* START *
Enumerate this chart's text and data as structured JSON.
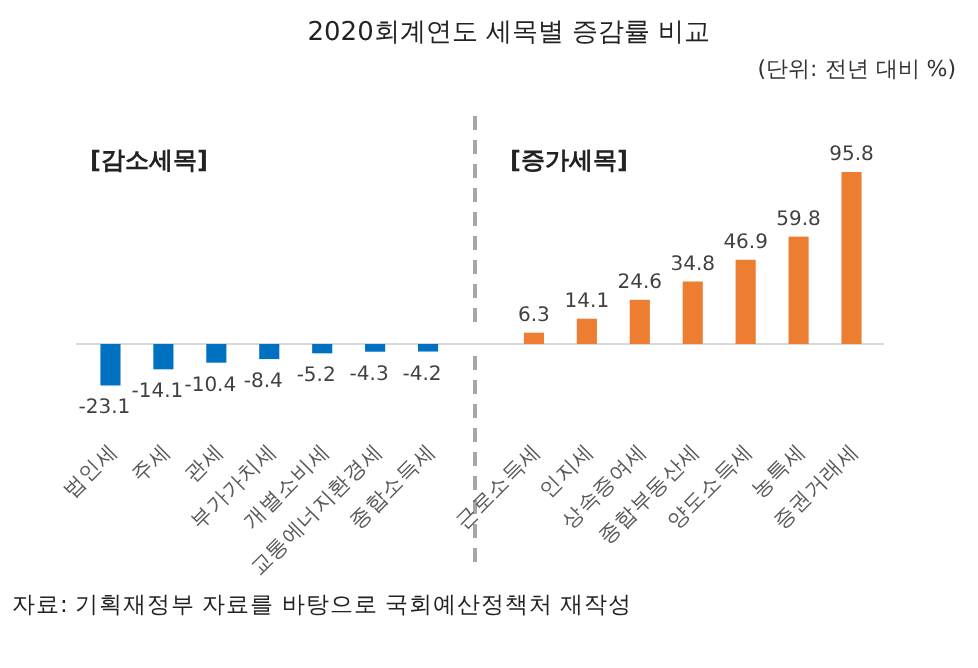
{
  "chart_data": {
    "type": "bar",
    "title": "2020회계연도 세목별 증감률 비교",
    "subtitle": "(단위: 전년 대비 %)",
    "categories": [
      "법인세",
      "주세",
      "관세",
      "부가가치세",
      "개별소비세",
      "교통에너지환경세",
      "종합소득세",
      null,
      "근로소득세",
      "인지세",
      "상속증여세",
      "종합부동산세",
      "양도소득세",
      "농특세",
      "증권거래세"
    ],
    "values": [
      -23.1,
      -14.1,
      -10.4,
      -8.4,
      -5.2,
      -4.3,
      -4.2,
      null,
      6.3,
      14.1,
      24.6,
      34.8,
      46.9,
      59.8,
      95.8
    ],
    "colors": [
      "#0070c0",
      "#0070c0",
      "#0070c0",
      "#0070c0",
      "#0070c0",
      "#0070c0",
      "#0070c0",
      null,
      "#ed7d31",
      "#ed7d31",
      "#ed7d31",
      "#ed7d31",
      "#ed7d31",
      "#ed7d31",
      "#ed7d31"
    ],
    "data_labels": true,
    "tick_labels": "x",
    "annotations": [
      "[감소세목]",
      "[증가세목]",
      "자료: 기획재정부 자료를 바탕으로 국회예산정책처 재작성"
    ]
  }
}
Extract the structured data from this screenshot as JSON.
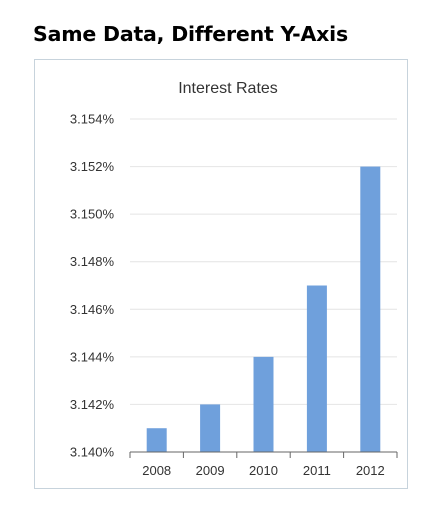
{
  "page": {
    "heading": "Same Data, Different Y-Axis"
  },
  "colors": {
    "bar": "#6fa0dc",
    "grid": "#e4e4e4",
    "axis": "#666666",
    "frame": "#c7d3dc"
  },
  "chart_data": {
    "type": "bar",
    "title": "Interest Rates",
    "xlabel": "",
    "ylabel": "",
    "categories": [
      "2008",
      "2009",
      "2010",
      "2011",
      "2012"
    ],
    "values": [
      3.141,
      3.142,
      3.144,
      3.147,
      3.152
    ],
    "ylim": [
      3.14,
      3.154
    ],
    "yticks": [
      3.14,
      3.142,
      3.144,
      3.146,
      3.148,
      3.15,
      3.152,
      3.154
    ],
    "ytick_labels": [
      "3.140%",
      "3.142%",
      "3.144%",
      "3.146%",
      "3.148%",
      "3.150%",
      "3.152%",
      "3.154%"
    ],
    "grid": true,
    "legend": "none"
  }
}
* END *
**PROMPT**
Skipping the pictures, transcribe each line above exactly as it appears.

**SOLUTION FOR THIS EXERCISE**
Enumerate this chart's text and data as structured JSON.
{
  "chart_data": {
    "type": "bar",
    "title": "2020회계연도 세목별 증감률 비교",
    "subtitle": "(단위: 전년 대비 %)",
    "categories": [
      "법인세",
      "주세",
      "관세",
      "부가가치세",
      "개별소비세",
      "교통에너지환경세",
      "종합소득세",
      null,
      "근로소득세",
      "인지세",
      "상속증여세",
      "종합부동산세",
      "양도소득세",
      "농특세",
      "증권거래세"
    ],
    "values": [
      -23.1,
      -14.1,
      -10.4,
      -8.4,
      -5.2,
      -4.3,
      -4.2,
      null,
      6.3,
      14.1,
      24.6,
      34.8,
      46.9,
      59.8,
      95.8
    ],
    "colors": [
      "#0070c0",
      "#0070c0",
      "#0070c0",
      "#0070c0",
      "#0070c0",
      "#0070c0",
      "#0070c0",
      null,
      "#ed7d31",
      "#ed7d31",
      "#ed7d31",
      "#ed7d31",
      "#ed7d31",
      "#ed7d31",
      "#ed7d31"
    ],
    "data_labels": true,
    "tick_labels": "x",
    "annotations": [
      "[감소세목]",
      "[증가세목]",
      "자료: 기획재정부 자료를 바탕으로 국회예산정책처 재작성"
    ]
  }
}
Extract the structured data from this screenshot as JSON.
{
  "page": {
    "heading": "Same Data, Different Y-Axis"
  },
  "colors": {
    "bar": "#6fa0dc",
    "grid": "#e4e4e4",
    "axis": "#666666",
    "frame": "#c7d3dc"
  },
  "chart_data": {
    "type": "bar",
    "title": "Interest Rates",
    "xlabel": "",
    "ylabel": "",
    "categories": [
      "2008",
      "2009",
      "2010",
      "2011",
      "2012"
    ],
    "values": [
      3.141,
      3.142,
      3.144,
      3.147,
      3.152
    ],
    "ylim": [
      3.14,
      3.154
    ],
    "yticks": [
      3.14,
      3.142,
      3.144,
      3.146,
      3.148,
      3.15,
      3.152,
      3.154
    ],
    "ytick_labels": [
      "3.140%",
      "3.142%",
      "3.144%",
      "3.146%",
      "3.148%",
      "3.150%",
      "3.152%",
      "3.154%"
    ],
    "grid": true,
    "legend": "none"
  }
}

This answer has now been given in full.